■ **Exercise description**
Return the data exactly, with all pictures removed.

■ **Provided material**

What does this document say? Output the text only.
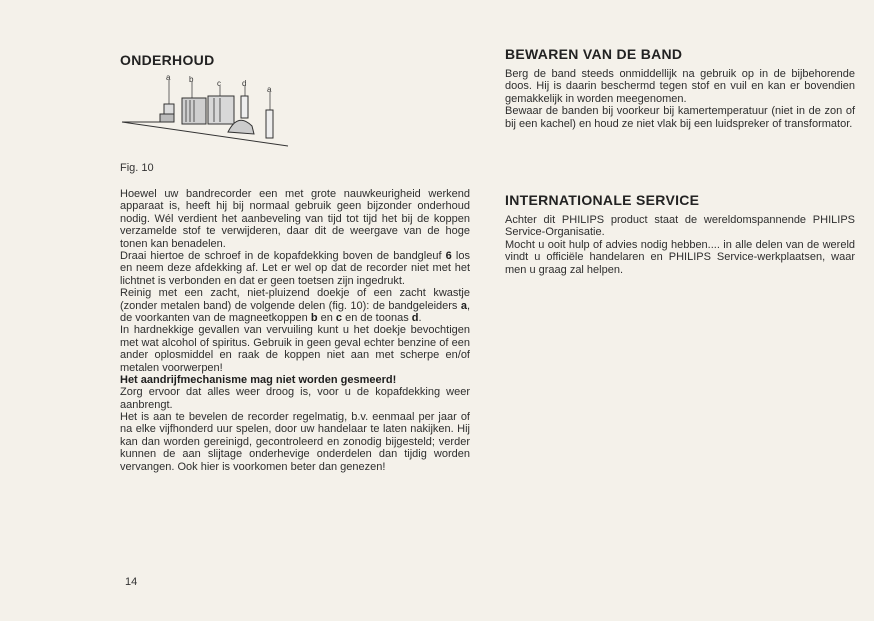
ONDERHOUD
a b	c	d
a
Fig. 10

Hoewel uw bandrecorder een met grote nauwkeurigheid werkend apparaat is, heeft hij bij normaal gebruik geen bijzonder onderhoud nodig. Wél verdient het aanbeveling van tijd tot tijd het bij de koppen verzamelde stof te verwijderen, daar dit de weergave van de hoge tonen kan benadelen.

Draai hiertoe de schroef in de kopafdekking boven de bandgleuf 6 los en neem deze afdekking af. Let er wel op dat de recorder niet met het lichtnet is verbonden en dat er geen toetsen zijn ingedrukt.

Reinig met een zacht, niet-pluizend doekje of een zacht kwastje (zonder metalen band) de volgende delen (fig. 10): de bandgeleiders a, de voorkanten van de magneetkoppen b en c en de toonas d.

In hardnekkige gevallen van vervuiling kunt u het doekje bevochtigen met wat alcohol of spiritus. Gebruik in geen geval echter benzine of een ander oplosmiddel en raak de koppen niet aan met scherpe en/of metalen voorwerpen!

Het aandrijfmechanisme mag niet worden gesmeerd!

Zorg ervoor dat alles weer droog is, voor u de kopafdekking weer aanbrengt.

Het is aan te bevelen de recorder regelmatig, b.v. eenmaal per jaar of na elke vijfhonderd uur spelen, door uw handelaar te laten nakijken. Hij kan dan worden gereinigd, gecontroleerd en zonodig bijgesteld; verder kunnen de aan slijtage onderhevige onderdelen dan tijdig worden vervangen. Ook hier is voorkomen beter dan genezen!

14
BEWAREN VAN DE BAND

Berg de band steeds onmiddellijk na gebruik op in de bijbehorende doos. Hij is daarin beschermd tegen stof en vuil en kan er bovendien gemakkelijk in worden meegenomen.

Bewaar de banden bij voorkeur bij kamertemperatuur (niet in de zon of bij een kachel) en houd ze niet vlak bij een luidspreker of transformator.

INTERNATIONALE SERVICE

Achter dit PHILIPS product staat de wereldomspannende PHILIPS Service-Organisatie.

Mocht u ooit hulp of advies nodig hebben.... in alle delen van de wereld vindt u officiële handelaren en PHILIPS Service-werkplaatsen, waar men u graag zal helpen.
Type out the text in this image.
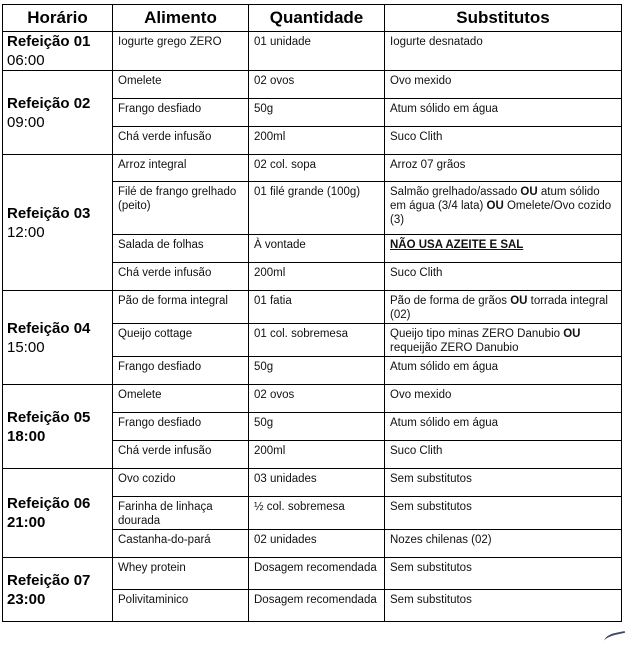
Horário	Alimento	Quantidade	Substitutos

Refeição 01
06:00	Iogurte grego ZERO	01 unidade	Iogurte desnatado

Refeição 02
09:00	Omelete	02 ovos	Ovo mexido
	Frango desfiado	50g	Atum sólido em água
	Chá verde infusão	200ml	Suco Clith

Refeição 03
12:00	Arroz integral	02 col. sopa	Arroz 07 grãos
	Filé de frango grelhado (peito)	01 filé grande (100g)	Salmão grelhado/assado OU atum sólido em água (3/4 lata) OU Omelete/Ovo cozido (3)
	Salada de folhas	À vontade	NÃO USA AZEITE E SAL
	Chá verde infusão	200ml	Suco Clith

Refeição 04
15:00	Pão de forma integral	01 fatia	Pão de forma de grãos OU torrada integral (02)
	Queijo cottage	01 col. sobremesa	Queijo tipo minas ZERO Danubio OU requeijão ZERO Danubio
	Frango desfiado	50g	Atum sólido em água

Refeição 05
18:00	Omelete	02 ovos	Ovo mexido
	Frango desfiado	50g	Atum sólido em água
	Chá verde infusão	200ml	Suco Clith

Refeição 06
21:00	Ovo cozido	03 unidades	Sem substitutos
	Farinha de linhaça dourada	½ col. sobremesa	Sem substitutos
	Castanha-do-pará	02 unidades	Nozes chilenas (02)

Refeição 07
23:00	Whey protein	Dosagem recomendada	Sem substitutos
	Polivitaminico	Dosagem recomendada	Sem substitutos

■ **Response area**
What does this document say? Output the text only.
ONDERHOUD
a b	c	d
a
Fig. 10

Hoewel uw bandrecorder een met grote nauwkeurigheid werkend apparaat is, heeft hij bij normaal gebruik geen bijzonder onderhoud nodig. Wél verdient het aanbeveling van tijd tot tijd het bij de koppen verzamelde stof te verwijderen, daar dit de weergave van de hoge tonen kan benadelen.

Draai hiertoe de schroef in de kopafdekking boven de bandgleuf 6 los en neem deze afdekking af. Let er wel op dat de recorder niet met het lichtnet is verbonden en dat er geen toetsen zijn ingedrukt.

Reinig met een zacht, niet-pluizend doekje of een zacht kwastje (zonder metalen band) de volgende delen (fig. 10): de bandgeleiders a, de voorkanten van de magneetkoppen b en c en de toonas d.

In hardnekkige gevallen van vervuiling kunt u het doekje bevochtigen met wat alcohol of spiritus. Gebruik in geen geval echter benzine of een ander oplosmiddel en raak de koppen niet aan met scherpe en/of metalen voorwerpen!

Het aandrijfmechanisme mag niet worden gesmeerd!

Zorg ervoor dat alles weer droog is, voor u de kopafdekking weer aanbrengt.

Het is aan te bevelen de recorder regelmatig, b.v. eenmaal per jaar of na elke vijfhonderd uur spelen, door uw handelaar te laten nakijken. Hij kan dan worden gereinigd, gecontroleerd en zonodig bijgesteld; verder kunnen de aan slijtage onderhevige onderdelen dan tijdig worden vervangen. Ook hier is voorkomen beter dan genezen!

14
BEWAREN VAN DE BAND

Berg de band steeds onmiddellijk na gebruik op in de bijbehorende doos. Hij is daarin beschermd tegen stof en vuil en kan er bovendien gemakkelijk in worden meegenomen.

Bewaar de banden bij voorkeur bij kamertemperatuur (niet in de zon of bij een kachel) en houd ze niet vlak bij een luidspreker of transformator.

INTERNATIONALE SERVICE

Achter dit PHILIPS product staat de wereldomspannende PHILIPS Service-Organisatie.

Mocht u ooit hulp of advies nodig hebben.... in alle delen van de wereld vindt u officiële handelaren en PHILIPS Service-werkplaatsen, waar men u graag zal helpen.
Type out the text in this image.
Horário	Alimento	Quantidade	Substitutos

Refeição 01
06:00	Iogurte grego ZERO	01 unidade	Iogurte desnatado

Refeição 02
09:00	Omelete	02 ovos	Ovo mexido
	Frango desfiado	50g	Atum sólido em água
	Chá verde infusão	200ml	Suco Clith

Refeição 03
12:00	Arroz integral	02 col. sopa	Arroz 07 grãos
	Filé de frango grelhado (peito)	01 filé grande (100g)	Salmão grelhado/assado OU atum sólido em água (3/4 lata) OU Omelete/Ovo cozido (3)
	Salada de folhas	À vontade	NÃO USA AZEITE E SAL
	Chá verde infusão	200ml	Suco Clith

Refeição 04
15:00	Pão de forma integral	01 fatia	Pão de forma de grãos OU torrada integral (02)
	Queijo cottage	01 col. sobremesa	Queijo tipo minas ZERO Danubio OU requeijão ZERO Danubio
	Frango desfiado	50g	Atum sólido em água

Refeição 05
18:00	Omelete	02 ovos	Ovo mexido
	Frango desfiado	50g	Atum sólido em água
	Chá verde infusão	200ml	Suco Clith

Refeição 06
21:00	Ovo cozido	03 unidades	Sem substitutos
	Farinha de linhaça dourada	½ col. sobremesa	Sem substitutos
	Castanha-do-pará	02 unidades	Nozes chilenas (02)

Refeição 07
23:00	Whey protein	Dosagem recomendada	Sem substitutos
	Polivitaminico	Dosagem recomendada	Sem substitutos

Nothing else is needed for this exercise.